>> start
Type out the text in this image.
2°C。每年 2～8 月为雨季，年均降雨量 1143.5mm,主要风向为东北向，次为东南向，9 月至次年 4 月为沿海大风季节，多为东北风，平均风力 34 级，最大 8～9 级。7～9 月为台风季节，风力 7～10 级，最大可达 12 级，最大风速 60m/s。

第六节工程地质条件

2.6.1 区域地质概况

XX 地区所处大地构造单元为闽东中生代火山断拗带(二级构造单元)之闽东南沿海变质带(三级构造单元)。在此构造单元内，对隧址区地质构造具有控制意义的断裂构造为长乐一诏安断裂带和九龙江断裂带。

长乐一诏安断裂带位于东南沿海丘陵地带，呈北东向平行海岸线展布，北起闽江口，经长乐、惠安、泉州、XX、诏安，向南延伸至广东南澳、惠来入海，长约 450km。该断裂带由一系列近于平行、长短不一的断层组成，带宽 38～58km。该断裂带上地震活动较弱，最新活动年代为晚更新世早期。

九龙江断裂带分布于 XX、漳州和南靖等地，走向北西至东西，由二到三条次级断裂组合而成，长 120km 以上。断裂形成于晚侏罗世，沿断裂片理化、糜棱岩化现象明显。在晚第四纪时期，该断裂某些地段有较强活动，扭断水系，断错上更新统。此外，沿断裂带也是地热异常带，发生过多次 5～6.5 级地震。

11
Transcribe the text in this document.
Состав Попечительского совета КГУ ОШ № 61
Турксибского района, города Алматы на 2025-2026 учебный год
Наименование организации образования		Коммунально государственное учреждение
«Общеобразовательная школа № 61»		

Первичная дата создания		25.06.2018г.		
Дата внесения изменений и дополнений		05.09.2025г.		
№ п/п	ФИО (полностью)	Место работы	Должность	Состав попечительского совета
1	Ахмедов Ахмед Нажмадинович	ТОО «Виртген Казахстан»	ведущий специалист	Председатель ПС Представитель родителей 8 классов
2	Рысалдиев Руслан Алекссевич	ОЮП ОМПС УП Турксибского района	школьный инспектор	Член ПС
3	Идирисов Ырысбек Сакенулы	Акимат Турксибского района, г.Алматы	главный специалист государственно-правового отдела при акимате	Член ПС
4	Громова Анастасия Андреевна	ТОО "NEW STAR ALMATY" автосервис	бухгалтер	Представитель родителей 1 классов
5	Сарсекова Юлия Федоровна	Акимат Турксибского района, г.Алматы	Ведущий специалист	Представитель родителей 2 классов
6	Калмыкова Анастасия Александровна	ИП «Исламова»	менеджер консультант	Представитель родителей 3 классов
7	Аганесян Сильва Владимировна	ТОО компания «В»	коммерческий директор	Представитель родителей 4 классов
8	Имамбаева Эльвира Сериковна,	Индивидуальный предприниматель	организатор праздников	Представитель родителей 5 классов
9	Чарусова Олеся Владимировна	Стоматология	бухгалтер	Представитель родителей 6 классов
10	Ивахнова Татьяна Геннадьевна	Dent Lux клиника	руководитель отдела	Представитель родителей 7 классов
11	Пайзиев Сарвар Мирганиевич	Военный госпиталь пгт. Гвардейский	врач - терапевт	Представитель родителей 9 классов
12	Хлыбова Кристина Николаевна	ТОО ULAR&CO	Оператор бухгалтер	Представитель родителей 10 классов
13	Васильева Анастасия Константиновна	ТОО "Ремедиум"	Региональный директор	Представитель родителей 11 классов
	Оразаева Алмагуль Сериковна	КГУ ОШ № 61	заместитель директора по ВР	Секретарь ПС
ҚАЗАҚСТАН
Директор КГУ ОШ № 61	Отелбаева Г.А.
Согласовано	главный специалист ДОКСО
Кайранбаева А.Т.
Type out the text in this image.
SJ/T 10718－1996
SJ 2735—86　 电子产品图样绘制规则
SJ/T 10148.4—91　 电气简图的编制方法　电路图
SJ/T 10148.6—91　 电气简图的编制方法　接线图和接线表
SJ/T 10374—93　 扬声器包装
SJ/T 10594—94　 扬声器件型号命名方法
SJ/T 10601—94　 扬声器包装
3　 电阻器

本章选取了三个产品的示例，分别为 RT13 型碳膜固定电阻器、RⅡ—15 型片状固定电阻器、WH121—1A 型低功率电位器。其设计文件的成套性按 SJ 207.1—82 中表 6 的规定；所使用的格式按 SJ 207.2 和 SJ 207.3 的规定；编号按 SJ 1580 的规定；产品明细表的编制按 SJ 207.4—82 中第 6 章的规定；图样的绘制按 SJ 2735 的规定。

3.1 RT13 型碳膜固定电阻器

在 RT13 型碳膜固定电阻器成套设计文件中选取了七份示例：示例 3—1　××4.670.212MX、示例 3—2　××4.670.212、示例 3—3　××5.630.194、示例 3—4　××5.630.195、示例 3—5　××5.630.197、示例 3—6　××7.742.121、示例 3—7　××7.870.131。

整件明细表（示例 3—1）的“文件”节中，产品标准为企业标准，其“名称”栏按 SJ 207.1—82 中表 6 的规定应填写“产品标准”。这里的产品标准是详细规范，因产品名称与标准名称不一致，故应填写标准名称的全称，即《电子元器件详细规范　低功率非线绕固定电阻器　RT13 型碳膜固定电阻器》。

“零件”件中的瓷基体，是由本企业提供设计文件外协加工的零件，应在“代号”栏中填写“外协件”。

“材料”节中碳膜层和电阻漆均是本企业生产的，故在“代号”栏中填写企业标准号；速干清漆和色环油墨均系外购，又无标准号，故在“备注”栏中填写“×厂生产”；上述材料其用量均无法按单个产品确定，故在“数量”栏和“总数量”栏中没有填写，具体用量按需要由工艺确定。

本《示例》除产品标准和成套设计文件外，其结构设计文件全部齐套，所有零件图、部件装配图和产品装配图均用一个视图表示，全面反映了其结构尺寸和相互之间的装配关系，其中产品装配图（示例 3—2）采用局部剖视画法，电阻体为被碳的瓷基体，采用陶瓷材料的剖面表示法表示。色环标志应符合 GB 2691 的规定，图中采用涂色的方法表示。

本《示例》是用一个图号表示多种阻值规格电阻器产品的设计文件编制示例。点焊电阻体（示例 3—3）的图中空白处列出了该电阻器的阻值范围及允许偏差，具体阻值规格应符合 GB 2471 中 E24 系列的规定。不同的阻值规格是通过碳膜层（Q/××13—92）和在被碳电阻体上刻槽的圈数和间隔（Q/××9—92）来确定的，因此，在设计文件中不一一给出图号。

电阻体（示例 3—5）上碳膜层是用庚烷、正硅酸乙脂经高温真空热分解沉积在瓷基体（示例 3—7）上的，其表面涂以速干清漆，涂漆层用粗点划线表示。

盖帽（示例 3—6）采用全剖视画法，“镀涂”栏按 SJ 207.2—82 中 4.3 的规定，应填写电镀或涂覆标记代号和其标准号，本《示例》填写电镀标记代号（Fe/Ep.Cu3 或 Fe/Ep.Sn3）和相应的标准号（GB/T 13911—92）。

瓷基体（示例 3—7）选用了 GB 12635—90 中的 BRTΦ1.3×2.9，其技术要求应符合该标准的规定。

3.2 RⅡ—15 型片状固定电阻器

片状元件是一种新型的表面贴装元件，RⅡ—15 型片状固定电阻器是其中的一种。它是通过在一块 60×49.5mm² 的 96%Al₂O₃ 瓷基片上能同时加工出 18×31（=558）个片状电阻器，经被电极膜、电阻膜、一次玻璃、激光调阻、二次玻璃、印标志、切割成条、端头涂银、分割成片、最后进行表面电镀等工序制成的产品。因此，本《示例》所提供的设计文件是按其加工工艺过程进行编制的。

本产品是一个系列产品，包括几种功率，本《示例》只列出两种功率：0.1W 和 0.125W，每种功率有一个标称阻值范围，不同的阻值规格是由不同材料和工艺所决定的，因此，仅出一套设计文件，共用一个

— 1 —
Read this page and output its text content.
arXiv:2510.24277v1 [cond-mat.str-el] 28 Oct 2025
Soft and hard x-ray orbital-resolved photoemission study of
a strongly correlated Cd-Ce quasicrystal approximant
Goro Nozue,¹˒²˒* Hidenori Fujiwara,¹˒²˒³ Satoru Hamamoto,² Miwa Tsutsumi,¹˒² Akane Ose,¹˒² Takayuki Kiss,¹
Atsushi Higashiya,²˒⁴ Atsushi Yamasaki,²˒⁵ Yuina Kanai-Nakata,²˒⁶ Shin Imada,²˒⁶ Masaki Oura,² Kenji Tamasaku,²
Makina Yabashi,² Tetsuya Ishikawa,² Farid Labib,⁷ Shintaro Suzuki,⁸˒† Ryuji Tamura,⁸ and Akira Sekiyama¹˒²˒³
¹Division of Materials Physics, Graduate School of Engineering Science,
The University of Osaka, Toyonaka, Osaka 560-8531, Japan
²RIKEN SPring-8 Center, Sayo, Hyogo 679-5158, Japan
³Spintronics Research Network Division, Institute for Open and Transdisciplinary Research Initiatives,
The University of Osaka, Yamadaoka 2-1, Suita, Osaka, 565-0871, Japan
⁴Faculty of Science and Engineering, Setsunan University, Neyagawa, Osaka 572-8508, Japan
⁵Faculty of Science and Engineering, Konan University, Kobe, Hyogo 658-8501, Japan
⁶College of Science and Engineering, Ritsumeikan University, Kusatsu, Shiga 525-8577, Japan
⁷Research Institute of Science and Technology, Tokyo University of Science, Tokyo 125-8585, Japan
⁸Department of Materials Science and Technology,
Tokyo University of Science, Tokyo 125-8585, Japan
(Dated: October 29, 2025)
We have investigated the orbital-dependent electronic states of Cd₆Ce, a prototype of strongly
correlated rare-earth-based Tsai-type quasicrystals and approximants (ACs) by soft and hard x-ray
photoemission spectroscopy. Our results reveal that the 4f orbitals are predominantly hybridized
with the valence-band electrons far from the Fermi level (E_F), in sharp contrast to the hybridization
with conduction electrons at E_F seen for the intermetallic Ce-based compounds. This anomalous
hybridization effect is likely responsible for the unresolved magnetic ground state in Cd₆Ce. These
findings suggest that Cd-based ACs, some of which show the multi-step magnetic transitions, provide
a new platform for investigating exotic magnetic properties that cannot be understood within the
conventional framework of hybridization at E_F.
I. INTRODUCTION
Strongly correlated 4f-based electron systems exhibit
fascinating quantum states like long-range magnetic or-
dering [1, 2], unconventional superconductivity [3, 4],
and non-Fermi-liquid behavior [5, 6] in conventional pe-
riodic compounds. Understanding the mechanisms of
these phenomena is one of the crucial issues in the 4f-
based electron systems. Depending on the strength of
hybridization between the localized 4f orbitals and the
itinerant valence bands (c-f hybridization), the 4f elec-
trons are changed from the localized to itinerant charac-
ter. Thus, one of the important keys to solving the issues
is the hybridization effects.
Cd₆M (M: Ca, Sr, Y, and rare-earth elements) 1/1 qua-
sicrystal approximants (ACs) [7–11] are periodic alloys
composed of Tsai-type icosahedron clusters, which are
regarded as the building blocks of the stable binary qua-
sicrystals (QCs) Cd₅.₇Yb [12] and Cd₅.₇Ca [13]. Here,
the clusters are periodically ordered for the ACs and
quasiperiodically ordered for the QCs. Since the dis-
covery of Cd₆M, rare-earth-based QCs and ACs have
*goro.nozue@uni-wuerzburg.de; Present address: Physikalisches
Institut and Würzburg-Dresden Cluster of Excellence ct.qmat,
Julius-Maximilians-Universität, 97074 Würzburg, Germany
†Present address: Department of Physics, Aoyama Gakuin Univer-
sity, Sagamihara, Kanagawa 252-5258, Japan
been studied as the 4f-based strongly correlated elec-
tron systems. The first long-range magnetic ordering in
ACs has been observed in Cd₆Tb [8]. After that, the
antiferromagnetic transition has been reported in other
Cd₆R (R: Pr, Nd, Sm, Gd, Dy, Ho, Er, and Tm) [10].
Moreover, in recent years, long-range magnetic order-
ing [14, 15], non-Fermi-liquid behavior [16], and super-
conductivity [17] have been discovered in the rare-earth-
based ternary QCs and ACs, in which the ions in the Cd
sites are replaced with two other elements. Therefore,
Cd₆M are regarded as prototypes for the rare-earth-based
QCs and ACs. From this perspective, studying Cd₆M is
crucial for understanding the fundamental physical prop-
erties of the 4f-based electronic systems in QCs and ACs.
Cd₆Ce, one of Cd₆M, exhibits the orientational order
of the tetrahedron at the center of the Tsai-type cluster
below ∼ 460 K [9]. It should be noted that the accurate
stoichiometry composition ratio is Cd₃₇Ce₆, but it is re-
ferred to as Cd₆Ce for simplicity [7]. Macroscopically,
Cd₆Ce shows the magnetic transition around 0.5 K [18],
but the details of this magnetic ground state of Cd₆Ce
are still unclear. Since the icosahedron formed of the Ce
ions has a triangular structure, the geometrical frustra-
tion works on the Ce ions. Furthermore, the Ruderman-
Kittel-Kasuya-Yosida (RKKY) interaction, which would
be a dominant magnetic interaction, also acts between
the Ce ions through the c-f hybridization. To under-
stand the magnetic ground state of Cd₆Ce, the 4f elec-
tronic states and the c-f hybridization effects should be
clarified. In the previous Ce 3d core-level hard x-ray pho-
>> end
**Written problem**
Show every line in the entries where the string "бухгалтер" occurs.

**Reply**
4	Громова Анастасия Андреевна	ТОО "NEW STAR ALMATY" автосервис	бухгалтер	Представитель родителей 1 классов
9	Чарусова Олеся Владимировна	Стоматология	бухгалтер	Представитель родителей 6 классов
12	Хлыбова Кристина Николаевна	ТОО ULAR&CO	Оператор бухгалтер	Представитель родителей 10 классов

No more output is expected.